*Stated goal:*
Gather all lines containing the string "ylabel" and copy them out.

>> START Dataset rows

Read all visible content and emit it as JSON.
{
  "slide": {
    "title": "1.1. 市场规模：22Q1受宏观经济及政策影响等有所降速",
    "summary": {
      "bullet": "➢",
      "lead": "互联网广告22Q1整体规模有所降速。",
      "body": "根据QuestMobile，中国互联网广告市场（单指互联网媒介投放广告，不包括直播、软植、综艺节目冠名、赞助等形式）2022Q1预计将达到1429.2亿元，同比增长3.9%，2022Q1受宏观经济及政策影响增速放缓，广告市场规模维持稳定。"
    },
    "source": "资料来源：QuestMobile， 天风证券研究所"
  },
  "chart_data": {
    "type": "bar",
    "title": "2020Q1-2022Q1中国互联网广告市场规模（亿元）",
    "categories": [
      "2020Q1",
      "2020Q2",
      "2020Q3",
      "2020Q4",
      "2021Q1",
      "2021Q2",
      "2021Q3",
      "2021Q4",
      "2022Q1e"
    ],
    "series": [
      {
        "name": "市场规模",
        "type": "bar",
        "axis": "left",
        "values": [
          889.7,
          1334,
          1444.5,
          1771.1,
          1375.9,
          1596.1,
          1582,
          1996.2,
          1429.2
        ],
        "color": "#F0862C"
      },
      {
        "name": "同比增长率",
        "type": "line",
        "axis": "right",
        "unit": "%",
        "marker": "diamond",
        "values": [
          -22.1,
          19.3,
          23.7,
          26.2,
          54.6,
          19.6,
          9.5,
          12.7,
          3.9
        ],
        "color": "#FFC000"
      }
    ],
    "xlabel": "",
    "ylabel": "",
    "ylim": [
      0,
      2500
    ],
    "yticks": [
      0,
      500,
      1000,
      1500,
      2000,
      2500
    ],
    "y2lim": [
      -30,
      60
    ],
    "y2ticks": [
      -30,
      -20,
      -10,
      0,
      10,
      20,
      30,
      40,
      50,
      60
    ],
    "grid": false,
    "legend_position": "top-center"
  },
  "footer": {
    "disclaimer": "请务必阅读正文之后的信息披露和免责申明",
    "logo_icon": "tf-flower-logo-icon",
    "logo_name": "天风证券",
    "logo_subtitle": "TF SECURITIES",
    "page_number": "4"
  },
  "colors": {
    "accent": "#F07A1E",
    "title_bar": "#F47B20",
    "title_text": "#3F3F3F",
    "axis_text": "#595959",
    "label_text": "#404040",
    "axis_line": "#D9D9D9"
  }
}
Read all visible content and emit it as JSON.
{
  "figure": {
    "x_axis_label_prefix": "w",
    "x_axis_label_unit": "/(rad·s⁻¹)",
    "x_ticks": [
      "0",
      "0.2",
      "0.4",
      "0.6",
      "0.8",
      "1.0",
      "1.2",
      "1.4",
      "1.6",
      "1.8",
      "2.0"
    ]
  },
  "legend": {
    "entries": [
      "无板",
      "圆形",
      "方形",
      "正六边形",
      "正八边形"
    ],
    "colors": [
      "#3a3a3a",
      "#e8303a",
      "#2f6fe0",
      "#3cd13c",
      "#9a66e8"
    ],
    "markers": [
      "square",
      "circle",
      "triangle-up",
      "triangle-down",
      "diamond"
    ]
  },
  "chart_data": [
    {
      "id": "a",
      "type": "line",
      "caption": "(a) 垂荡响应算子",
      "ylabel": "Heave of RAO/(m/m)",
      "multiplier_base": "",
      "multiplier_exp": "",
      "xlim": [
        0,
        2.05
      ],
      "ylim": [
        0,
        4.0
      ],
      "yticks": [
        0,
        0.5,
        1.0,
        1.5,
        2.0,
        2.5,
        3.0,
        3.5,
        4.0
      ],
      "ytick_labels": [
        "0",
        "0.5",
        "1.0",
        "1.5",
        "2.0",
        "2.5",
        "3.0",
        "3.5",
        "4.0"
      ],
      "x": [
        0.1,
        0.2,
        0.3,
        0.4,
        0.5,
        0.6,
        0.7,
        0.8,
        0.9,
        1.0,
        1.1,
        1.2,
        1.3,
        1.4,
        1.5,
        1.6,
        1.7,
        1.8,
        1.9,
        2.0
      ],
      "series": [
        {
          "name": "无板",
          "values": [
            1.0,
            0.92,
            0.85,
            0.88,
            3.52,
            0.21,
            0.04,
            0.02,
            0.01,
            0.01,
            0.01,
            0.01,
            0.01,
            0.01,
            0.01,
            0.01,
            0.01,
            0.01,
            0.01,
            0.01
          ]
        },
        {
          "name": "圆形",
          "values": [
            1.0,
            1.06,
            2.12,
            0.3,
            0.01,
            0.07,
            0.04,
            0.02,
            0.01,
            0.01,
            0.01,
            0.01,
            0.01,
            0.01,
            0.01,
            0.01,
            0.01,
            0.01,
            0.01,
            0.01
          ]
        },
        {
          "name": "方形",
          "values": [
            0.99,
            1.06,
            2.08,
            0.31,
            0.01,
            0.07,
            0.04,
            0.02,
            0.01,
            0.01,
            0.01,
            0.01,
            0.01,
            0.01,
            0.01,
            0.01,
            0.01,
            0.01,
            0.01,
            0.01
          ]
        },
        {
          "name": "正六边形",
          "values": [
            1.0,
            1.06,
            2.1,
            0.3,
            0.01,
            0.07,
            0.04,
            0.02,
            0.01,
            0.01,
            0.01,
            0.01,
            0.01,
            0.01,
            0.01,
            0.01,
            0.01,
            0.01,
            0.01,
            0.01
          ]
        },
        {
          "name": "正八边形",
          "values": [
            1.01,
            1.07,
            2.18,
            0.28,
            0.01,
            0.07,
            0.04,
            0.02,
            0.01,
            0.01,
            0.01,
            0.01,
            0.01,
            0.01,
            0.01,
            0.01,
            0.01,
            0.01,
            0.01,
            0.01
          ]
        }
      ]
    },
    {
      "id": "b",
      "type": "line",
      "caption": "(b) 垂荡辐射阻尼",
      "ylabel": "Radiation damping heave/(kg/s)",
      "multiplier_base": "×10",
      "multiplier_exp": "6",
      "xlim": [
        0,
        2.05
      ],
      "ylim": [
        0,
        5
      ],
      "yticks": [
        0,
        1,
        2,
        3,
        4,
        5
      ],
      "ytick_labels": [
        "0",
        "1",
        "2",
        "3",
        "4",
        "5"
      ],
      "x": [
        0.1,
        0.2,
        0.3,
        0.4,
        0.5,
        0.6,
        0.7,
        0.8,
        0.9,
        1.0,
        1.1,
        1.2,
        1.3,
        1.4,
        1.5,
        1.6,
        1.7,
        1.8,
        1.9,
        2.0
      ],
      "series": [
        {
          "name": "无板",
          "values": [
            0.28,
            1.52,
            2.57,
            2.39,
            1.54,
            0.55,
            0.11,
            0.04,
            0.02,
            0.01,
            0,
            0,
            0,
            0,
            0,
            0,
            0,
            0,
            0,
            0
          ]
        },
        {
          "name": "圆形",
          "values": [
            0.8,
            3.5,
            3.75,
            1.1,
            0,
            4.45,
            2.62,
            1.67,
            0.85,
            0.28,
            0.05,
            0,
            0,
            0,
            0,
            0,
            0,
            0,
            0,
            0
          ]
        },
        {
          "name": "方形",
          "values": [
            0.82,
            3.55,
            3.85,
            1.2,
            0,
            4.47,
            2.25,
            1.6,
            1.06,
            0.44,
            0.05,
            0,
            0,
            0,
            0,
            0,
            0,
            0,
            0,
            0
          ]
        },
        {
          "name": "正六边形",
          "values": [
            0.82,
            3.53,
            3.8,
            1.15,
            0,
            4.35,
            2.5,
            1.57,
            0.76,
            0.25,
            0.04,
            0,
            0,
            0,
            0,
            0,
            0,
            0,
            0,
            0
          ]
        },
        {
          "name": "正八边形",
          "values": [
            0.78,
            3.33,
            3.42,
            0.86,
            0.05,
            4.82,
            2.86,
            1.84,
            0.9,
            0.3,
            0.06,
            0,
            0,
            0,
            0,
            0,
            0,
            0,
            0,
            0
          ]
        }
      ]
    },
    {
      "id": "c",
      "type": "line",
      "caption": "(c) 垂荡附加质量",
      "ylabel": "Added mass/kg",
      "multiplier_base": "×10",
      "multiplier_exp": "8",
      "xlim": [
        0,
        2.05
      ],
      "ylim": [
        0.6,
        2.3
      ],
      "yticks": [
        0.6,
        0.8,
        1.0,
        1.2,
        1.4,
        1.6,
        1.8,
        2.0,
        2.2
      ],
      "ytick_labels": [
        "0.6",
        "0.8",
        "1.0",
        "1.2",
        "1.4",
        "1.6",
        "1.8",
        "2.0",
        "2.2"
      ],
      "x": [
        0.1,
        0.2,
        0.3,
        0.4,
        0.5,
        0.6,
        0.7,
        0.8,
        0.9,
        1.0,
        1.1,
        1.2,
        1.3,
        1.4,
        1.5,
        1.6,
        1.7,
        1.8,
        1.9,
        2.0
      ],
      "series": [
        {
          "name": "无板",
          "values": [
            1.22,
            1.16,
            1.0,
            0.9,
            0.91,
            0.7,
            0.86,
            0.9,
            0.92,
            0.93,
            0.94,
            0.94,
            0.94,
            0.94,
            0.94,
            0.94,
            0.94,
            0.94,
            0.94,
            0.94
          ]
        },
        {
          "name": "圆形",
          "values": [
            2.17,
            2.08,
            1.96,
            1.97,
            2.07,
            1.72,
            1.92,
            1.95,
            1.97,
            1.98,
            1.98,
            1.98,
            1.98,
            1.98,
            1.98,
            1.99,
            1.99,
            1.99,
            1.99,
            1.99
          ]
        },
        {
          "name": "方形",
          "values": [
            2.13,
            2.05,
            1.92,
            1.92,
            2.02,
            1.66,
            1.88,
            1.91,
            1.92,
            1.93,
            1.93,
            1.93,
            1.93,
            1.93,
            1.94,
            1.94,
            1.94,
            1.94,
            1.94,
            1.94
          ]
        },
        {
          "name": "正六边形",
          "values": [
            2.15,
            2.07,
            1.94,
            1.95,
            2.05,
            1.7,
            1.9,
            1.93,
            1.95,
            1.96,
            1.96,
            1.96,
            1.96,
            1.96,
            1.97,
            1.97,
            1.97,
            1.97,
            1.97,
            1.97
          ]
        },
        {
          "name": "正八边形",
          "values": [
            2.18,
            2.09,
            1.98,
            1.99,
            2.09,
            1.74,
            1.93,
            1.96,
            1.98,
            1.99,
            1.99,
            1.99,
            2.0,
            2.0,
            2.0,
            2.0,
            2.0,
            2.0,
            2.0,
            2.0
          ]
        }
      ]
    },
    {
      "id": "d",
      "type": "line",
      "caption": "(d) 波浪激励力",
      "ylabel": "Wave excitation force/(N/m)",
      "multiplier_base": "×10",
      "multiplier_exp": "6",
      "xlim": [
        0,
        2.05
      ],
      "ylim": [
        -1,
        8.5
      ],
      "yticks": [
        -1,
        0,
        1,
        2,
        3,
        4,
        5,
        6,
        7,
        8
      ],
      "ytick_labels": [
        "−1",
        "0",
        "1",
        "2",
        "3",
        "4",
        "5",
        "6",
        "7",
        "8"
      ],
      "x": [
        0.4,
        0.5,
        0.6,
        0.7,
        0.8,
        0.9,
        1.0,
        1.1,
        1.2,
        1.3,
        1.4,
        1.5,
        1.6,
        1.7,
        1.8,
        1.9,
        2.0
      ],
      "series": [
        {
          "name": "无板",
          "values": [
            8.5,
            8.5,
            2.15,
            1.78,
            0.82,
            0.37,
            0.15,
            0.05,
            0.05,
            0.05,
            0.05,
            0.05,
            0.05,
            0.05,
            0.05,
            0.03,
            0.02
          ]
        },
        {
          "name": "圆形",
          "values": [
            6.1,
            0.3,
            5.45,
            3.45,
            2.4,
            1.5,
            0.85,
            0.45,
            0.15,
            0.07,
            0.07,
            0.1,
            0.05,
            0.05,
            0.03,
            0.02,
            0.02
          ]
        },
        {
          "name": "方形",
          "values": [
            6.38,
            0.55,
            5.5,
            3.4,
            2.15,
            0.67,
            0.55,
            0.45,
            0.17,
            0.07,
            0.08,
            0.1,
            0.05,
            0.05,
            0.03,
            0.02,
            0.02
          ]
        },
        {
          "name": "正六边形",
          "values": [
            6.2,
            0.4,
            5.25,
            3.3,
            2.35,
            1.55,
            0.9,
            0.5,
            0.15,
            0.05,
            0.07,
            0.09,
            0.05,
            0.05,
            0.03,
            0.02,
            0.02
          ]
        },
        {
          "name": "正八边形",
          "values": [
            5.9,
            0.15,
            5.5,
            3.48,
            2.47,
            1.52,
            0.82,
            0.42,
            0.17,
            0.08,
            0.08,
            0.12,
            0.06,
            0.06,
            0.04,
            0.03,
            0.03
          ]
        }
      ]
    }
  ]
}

>> END Dataset rows

*Solved problem:*
    "ylabel": "",
      "ylabel": "Heave of RAO/(m/m)",
      "ylabel": "Radiation damping heave/(kg/s)",
      "ylabel": "Added mass/kg",
      "ylabel": "Wave excitation force/(N/m)",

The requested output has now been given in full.